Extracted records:
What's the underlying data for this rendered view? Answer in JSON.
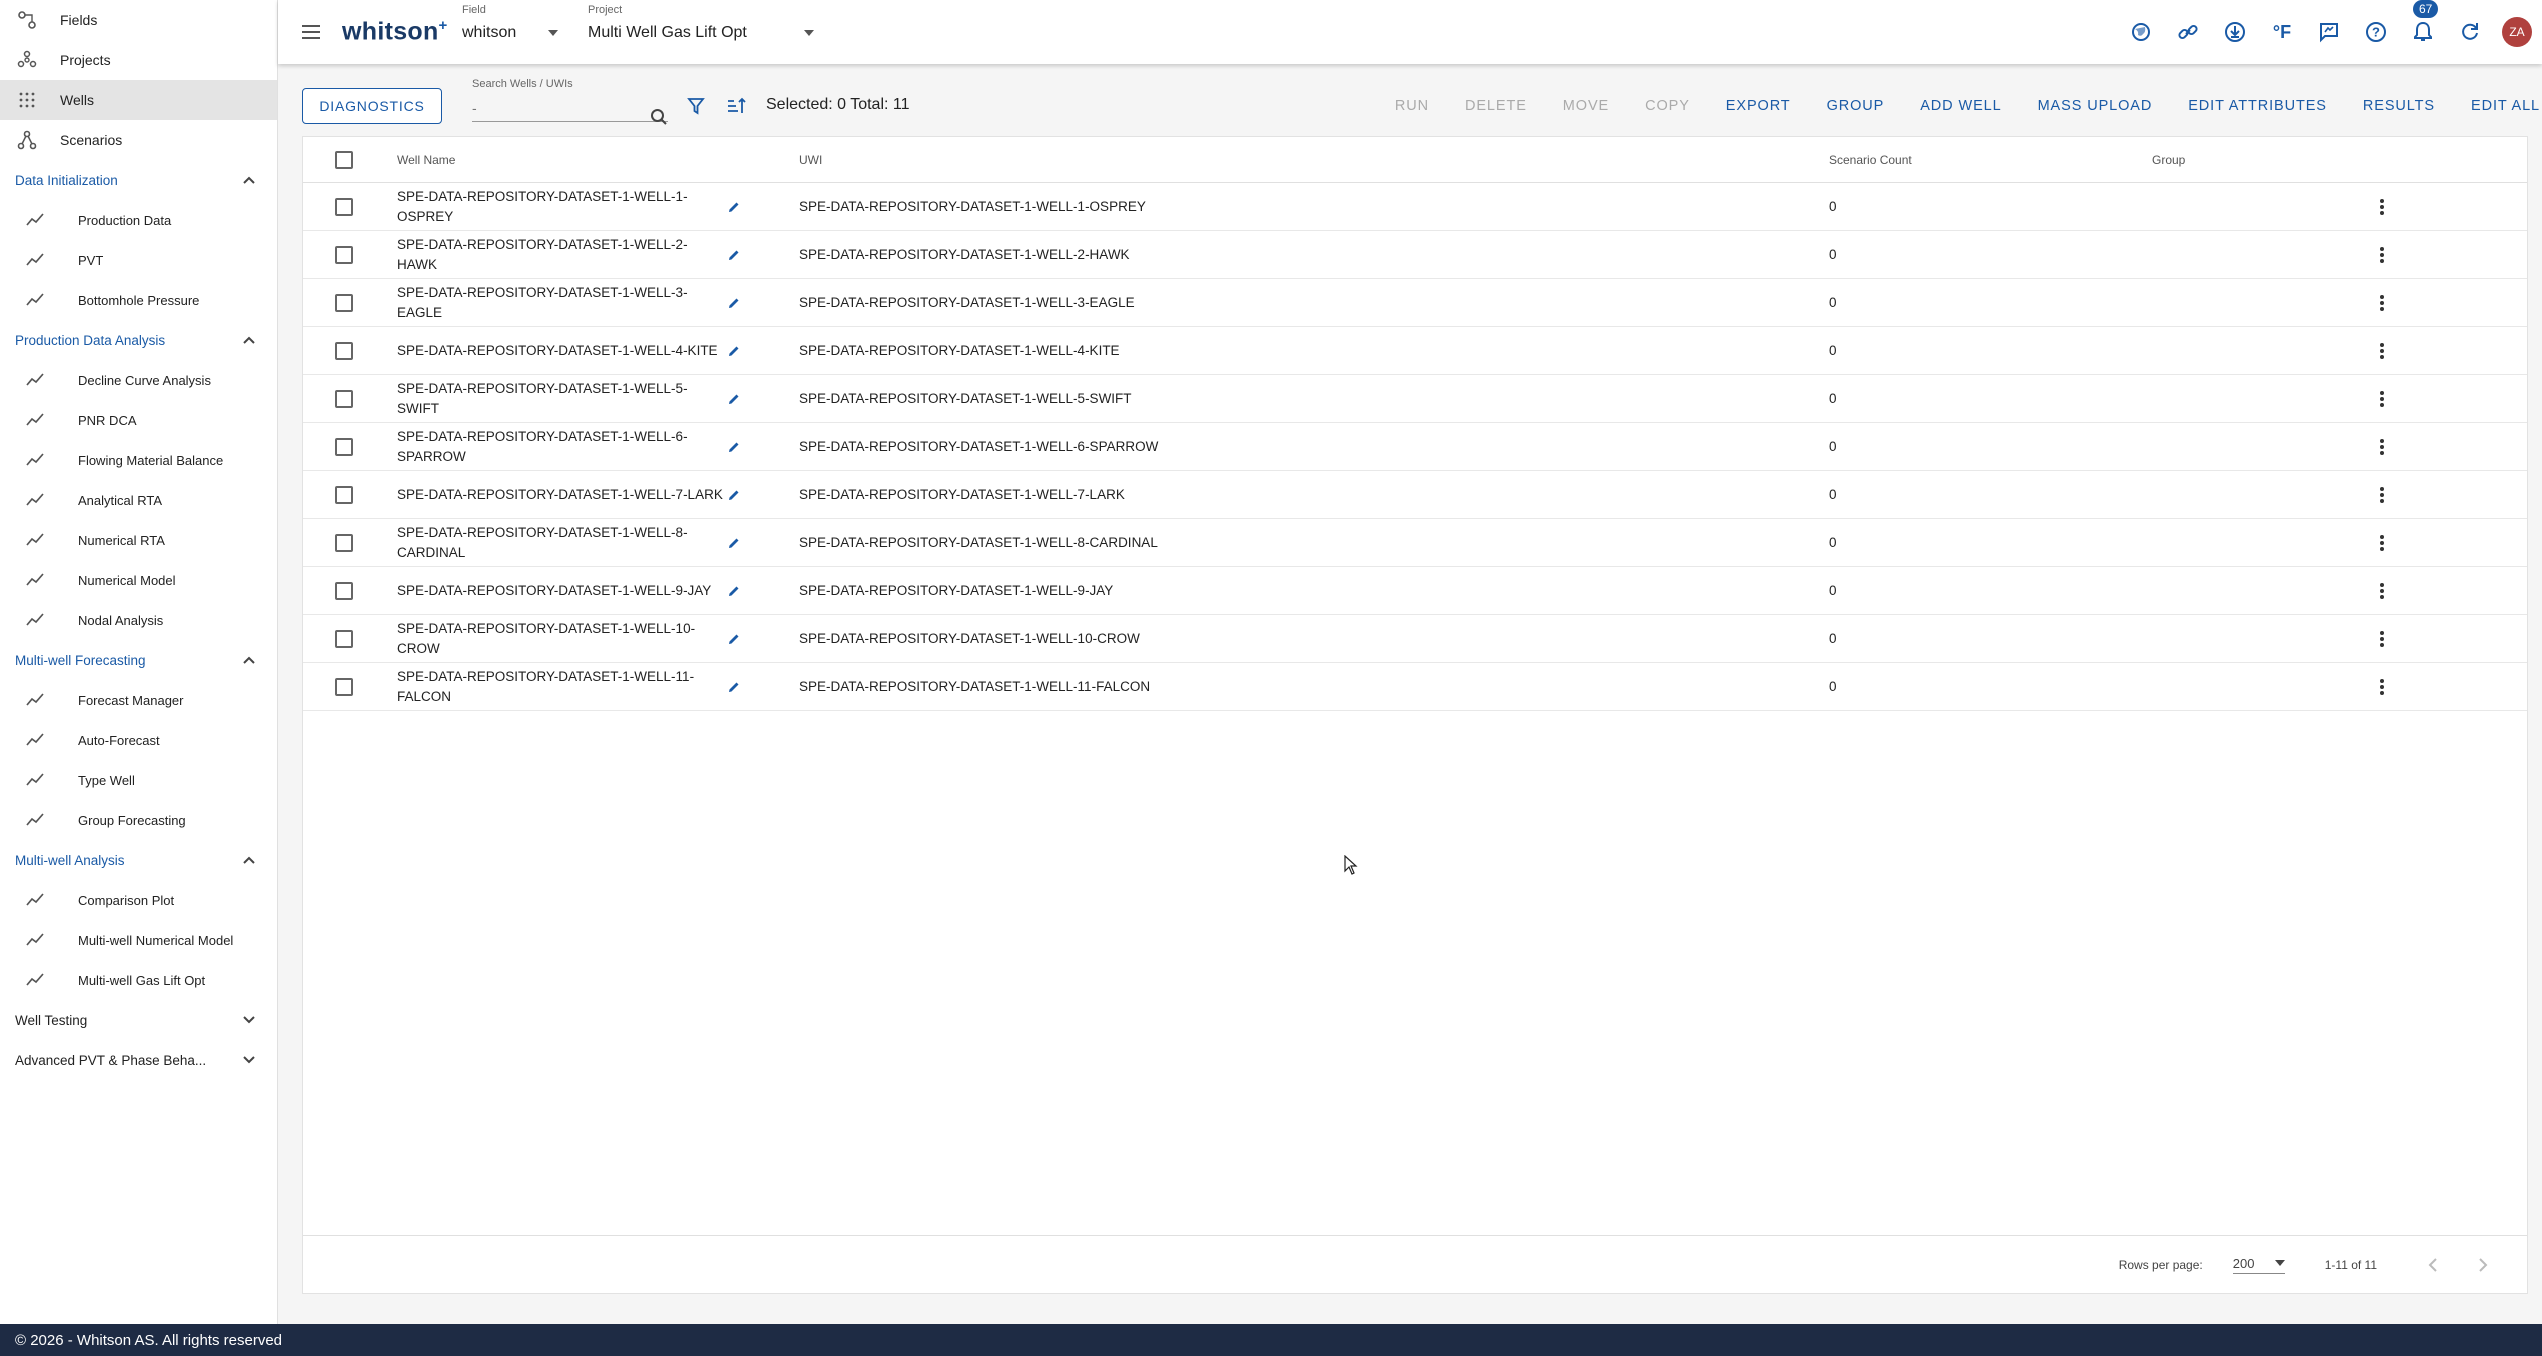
{
  "sidebar": {
    "top_items": [
      {
        "label": "Fields",
        "icon": "fields-icon"
      },
      {
        "label": "Projects",
        "icon": "projects-icon"
      },
      {
        "label": "Wells",
        "icon": "wells-icon",
        "active": true
      },
      {
        "label": "Scenarios",
        "icon": "scenarios-icon"
      }
    ],
    "sections": [
      {
        "title": "Data Initialization",
        "expanded": true,
        "items": [
          "Production Data",
          "PVT",
          "Bottomhole Pressure"
        ]
      },
      {
        "title": "Production Data Analysis",
        "expanded": true,
        "items": [
          "Decline Curve Analysis",
          "PNR DCA",
          "Flowing Material Balance",
          "Analytical RTA",
          "Numerical RTA",
          "Numerical Model",
          "Nodal Analysis"
        ]
      },
      {
        "title": "Multi-well Forecasting",
        "expanded": true,
        "items": [
          "Forecast Manager",
          "Auto-Forecast",
          "Type Well",
          "Group Forecasting"
        ]
      },
      {
        "title": "Multi-well Analysis",
        "expanded": true,
        "items": [
          "Comparison Plot",
          "Multi-well Numerical Model",
          "Multi-well Gas Lift Opt"
        ]
      },
      {
        "title": "Well Testing",
        "expanded": false,
        "items": []
      },
      {
        "title": "Advanced PVT & Phase Beha...",
        "expanded": false,
        "items": []
      }
    ]
  },
  "header": {
    "logo": "whitson",
    "logo_sup": "+",
    "field_label": "Field",
    "field_value": "whitson",
    "project_label": "Project",
    "project_value": "Multi Well Gas Lift Opt",
    "notification_count": "67",
    "avatar_initials": "ZA",
    "temp_unit": "°F"
  },
  "toolbar": {
    "diagnostics_label": "DIAGNOSTICS",
    "search_label": "Search Wells / UWIs",
    "search_placeholder": "-",
    "selection_text": "Selected: 0 Total: 11",
    "actions": [
      {
        "label": "RUN",
        "enabled": false
      },
      {
        "label": "DELETE",
        "enabled": false
      },
      {
        "label": "MOVE",
        "enabled": false
      },
      {
        "label": "COPY",
        "enabled": false
      },
      {
        "label": "EXPORT",
        "enabled": true
      },
      {
        "label": "GROUP",
        "enabled": true
      },
      {
        "label": "ADD WELL",
        "enabled": true
      },
      {
        "label": "MASS UPLOAD",
        "enabled": true
      },
      {
        "label": "EDIT ATTRIBUTES",
        "enabled": true
      },
      {
        "label": "RESULTS",
        "enabled": true
      },
      {
        "label": "EDIT ALL",
        "enabled": true
      }
    ]
  },
  "table": {
    "headers": {
      "name": "Well Name",
      "uwi": "UWI",
      "scenario_count": "Scenario Count",
      "group": "Group"
    },
    "rows": [
      {
        "name": "SPE-DATA-REPOSITORY-DATASET-1-WELL-1-OSPREY",
        "uwi": "SPE-DATA-REPOSITORY-DATASET-1-WELL-1-OSPREY",
        "scenario_count": "0",
        "group": ""
      },
      {
        "name": "SPE-DATA-REPOSITORY-DATASET-1-WELL-2-HAWK",
        "uwi": "SPE-DATA-REPOSITORY-DATASET-1-WELL-2-HAWK",
        "scenario_count": "0",
        "group": ""
      },
      {
        "name": "SPE-DATA-REPOSITORY-DATASET-1-WELL-3-EAGLE",
        "uwi": "SPE-DATA-REPOSITORY-DATASET-1-WELL-3-EAGLE",
        "scenario_count": "0",
        "group": ""
      },
      {
        "name": "SPE-DATA-REPOSITORY-DATASET-1-WELL-4-KITE",
        "uwi": "SPE-DATA-REPOSITORY-DATASET-1-WELL-4-KITE",
        "scenario_count": "0",
        "group": ""
      },
      {
        "name": "SPE-DATA-REPOSITORY-DATASET-1-WELL-5-SWIFT",
        "uwi": "SPE-DATA-REPOSITORY-DATASET-1-WELL-5-SWIFT",
        "scenario_count": "0",
        "group": ""
      },
      {
        "name": "SPE-DATA-REPOSITORY-DATASET-1-WELL-6-SPARROW",
        "uwi": "SPE-DATA-REPOSITORY-DATASET-1-WELL-6-SPARROW",
        "scenario_count": "0",
        "group": ""
      },
      {
        "name": "SPE-DATA-REPOSITORY-DATASET-1-WELL-7-LARK",
        "uwi": "SPE-DATA-REPOSITORY-DATASET-1-WELL-7-LARK",
        "scenario_count": "0",
        "group": ""
      },
      {
        "name": "SPE-DATA-REPOSITORY-DATASET-1-WELL-8-CARDINAL",
        "uwi": "SPE-DATA-REPOSITORY-DATASET-1-WELL-8-CARDINAL",
        "scenario_count": "0",
        "group": ""
      },
      {
        "name": "SPE-DATA-REPOSITORY-DATASET-1-WELL-9-JAY",
        "uwi": "SPE-DATA-REPOSITORY-DATASET-1-WELL-9-JAY",
        "scenario_count": "0",
        "group": ""
      },
      {
        "name": "SPE-DATA-REPOSITORY-DATASET-1-WELL-10-CROW",
        "uwi": "SPE-DATA-REPOSITORY-DATASET-1-WELL-10-CROW",
        "scenario_count": "0",
        "group": ""
      },
      {
        "name": "SPE-DATA-REPOSITORY-DATASET-1-WELL-11-FALCON",
        "uwi": "SPE-DATA-REPOSITORY-DATASET-1-WELL-11-FALCON",
        "scenario_count": "0",
        "group": ""
      }
    ],
    "footer": {
      "rows_per_page_label": "Rows per page:",
      "rows_per_page": "200",
      "range": "1-11 of 11"
    }
  },
  "footer": {
    "copyright": "© 2026 - Whitson AS. All rights reserved"
  },
  "colors": {
    "accent": "#1a5aa6",
    "footer_bg": "#1e2b44",
    "avatar": "#b0413e"
  }
}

- Written problem -
Copy each line above where the string "FALCON" occurs.

- Complete output -
        "name": "SPE-DATA-REPOSITORY-DATASET-1-WELL-11-FALCON",
        "uwi": "SPE-DATA-REPOSITORY-DATASET-1-WELL-11-FALCON",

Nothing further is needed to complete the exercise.